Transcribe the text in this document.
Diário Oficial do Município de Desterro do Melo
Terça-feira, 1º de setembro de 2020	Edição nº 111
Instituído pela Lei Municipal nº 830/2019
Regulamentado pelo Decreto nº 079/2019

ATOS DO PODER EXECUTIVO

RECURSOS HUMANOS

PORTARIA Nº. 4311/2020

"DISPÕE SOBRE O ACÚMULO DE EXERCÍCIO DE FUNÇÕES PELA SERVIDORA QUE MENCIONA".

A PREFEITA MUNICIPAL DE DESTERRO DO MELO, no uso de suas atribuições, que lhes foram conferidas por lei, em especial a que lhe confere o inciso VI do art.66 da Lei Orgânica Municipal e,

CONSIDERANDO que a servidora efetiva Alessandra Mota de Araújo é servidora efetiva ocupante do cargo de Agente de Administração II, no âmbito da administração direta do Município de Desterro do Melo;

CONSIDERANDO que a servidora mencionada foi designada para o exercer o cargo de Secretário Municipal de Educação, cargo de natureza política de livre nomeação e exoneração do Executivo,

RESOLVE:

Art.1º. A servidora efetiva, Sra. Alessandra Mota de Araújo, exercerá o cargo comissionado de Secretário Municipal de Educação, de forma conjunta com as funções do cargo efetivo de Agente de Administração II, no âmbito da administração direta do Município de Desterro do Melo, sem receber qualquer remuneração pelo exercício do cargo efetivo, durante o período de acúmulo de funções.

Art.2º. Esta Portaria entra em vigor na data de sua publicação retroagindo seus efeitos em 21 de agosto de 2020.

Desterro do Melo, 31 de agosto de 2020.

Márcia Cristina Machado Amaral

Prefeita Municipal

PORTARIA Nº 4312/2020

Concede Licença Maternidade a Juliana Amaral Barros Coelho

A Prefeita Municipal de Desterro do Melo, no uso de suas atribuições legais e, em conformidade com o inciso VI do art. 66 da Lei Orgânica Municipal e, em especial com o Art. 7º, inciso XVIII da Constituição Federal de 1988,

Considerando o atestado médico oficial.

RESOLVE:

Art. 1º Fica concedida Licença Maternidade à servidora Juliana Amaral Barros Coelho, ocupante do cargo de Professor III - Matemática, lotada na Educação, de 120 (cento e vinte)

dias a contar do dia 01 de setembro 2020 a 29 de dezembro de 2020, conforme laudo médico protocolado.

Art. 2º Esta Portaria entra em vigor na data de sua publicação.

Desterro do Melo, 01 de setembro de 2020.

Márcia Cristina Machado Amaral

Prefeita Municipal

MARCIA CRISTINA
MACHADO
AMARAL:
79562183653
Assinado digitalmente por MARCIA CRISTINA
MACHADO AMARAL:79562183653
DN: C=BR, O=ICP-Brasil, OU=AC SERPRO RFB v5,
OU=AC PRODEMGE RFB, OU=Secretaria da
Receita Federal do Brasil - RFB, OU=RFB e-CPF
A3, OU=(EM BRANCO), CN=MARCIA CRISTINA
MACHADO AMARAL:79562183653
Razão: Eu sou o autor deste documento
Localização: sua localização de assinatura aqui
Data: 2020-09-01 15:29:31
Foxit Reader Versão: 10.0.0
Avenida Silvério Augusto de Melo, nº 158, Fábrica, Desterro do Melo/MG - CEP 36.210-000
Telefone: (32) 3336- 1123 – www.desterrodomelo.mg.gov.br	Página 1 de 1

──────

The request: Every entry above needs to be quoted exactly.

Correct output:
Transcribe the text in this document.
Diário Oficial do Município de Desterro do Melo
Terça-feira, 1º de setembro de 2020	Edição nº 111
Instituído pela Lei Municipal nº 830/2019
Regulamentado pelo Decreto nº 079/2019

ATOS DO PODER EXECUTIVO

RECURSOS HUMANOS

PORTARIA Nº. 4311/2020

"DISPÕE SOBRE O ACÚMULO DE EXERCÍCIO DE FUNÇÕES PELA SERVIDORA QUE MENCIONA".

A PREFEITA MUNICIPAL DE DESTERRO DO MELO, no uso de suas atribuições, que lhes foram conferidas por lei, em especial a que lhe confere o inciso VI do art.66 da Lei Orgânica Municipal e,

CONSIDERANDO que a servidora efetiva Alessandra Mota de Araújo é servidora efetiva ocupante do cargo de Agente de Administração II, no âmbito da administração direta do Município de Desterro do Melo;

CONSIDERANDO que a servidora mencionada foi designada para o exercer o cargo de Secretário Municipal de Educação, cargo de natureza política de livre nomeação e exoneração do Executivo,

RESOLVE:

Art.1º. A servidora efetiva, Sra. Alessandra Mota de Araújo, exercerá o cargo comissionado de Secretário Municipal de Educação, de forma conjunta com as funções do cargo efetivo de Agente de Administração II, no âmbito da administração direta do Município de Desterro do Melo, sem receber qualquer remuneração pelo exercício do cargo efetivo, durante o período de acúmulo de funções.

Art.2º. Esta Portaria entra em vigor na data de sua publicação retroagindo seus efeitos em 21 de agosto de 2020.

Desterro do Melo, 31 de agosto de 2020.

Márcia Cristina Machado Amaral

Prefeita Municipal

PORTARIA Nº 4312/2020

Concede Licença Maternidade a Juliana Amaral Barros Coelho

A Prefeita Municipal de Desterro do Melo, no uso de suas atribuições legais e, em conformidade com o inciso VI do art. 66 da Lei Orgânica Municipal e, em especial com o Art. 7º, inciso XVIII da Constituição Federal de 1988,

Considerando o atestado médico oficial.

RESOLVE:

Art. 1º Fica concedida Licença Maternidade à servidora Juliana Amaral Barros Coelho, ocupante do cargo de Professor III - Matemática, lotada na Educação, de 120 (cento e vinte)

dias a contar do dia 01 de setembro 2020 a 29 de dezembro de 2020, conforme laudo médico protocolado.

Art. 2º Esta Portaria entra em vigor na data de sua publicação.

Desterro do Melo, 01 de setembro de 2020.

Márcia Cristina Machado Amaral

Prefeita Municipal

MARCIA CRISTINA
MACHADO
AMARAL:
79562183653
Assinado digitalmente por MARCIA CRISTINA
MACHADO AMARAL:79562183653
DN: C=BR, O=ICP-Brasil, OU=AC SERPRO RFB v5,
OU=AC PRODEMGE RFB, OU=Secretaria da
Receita Federal do Brasil - RFB, OU=RFB e-CPF
A3, OU=(EM BRANCO), CN=MARCIA CRISTINA
MACHADO AMARAL:79562183653
Razão: Eu sou o autor deste documento
Localização: sua localização de assinatura aqui
Data: 2020-09-01 15:29:31
Foxit Reader Versão: 10.0.0
Avenida Silvério Augusto de Melo, nº 158, Fábrica, Desterro do Melo/MG - CEP 36.210-000
Telefone: (32) 3336- 1123 – www.desterrodomelo.mg.gov.br	Página 1 de 1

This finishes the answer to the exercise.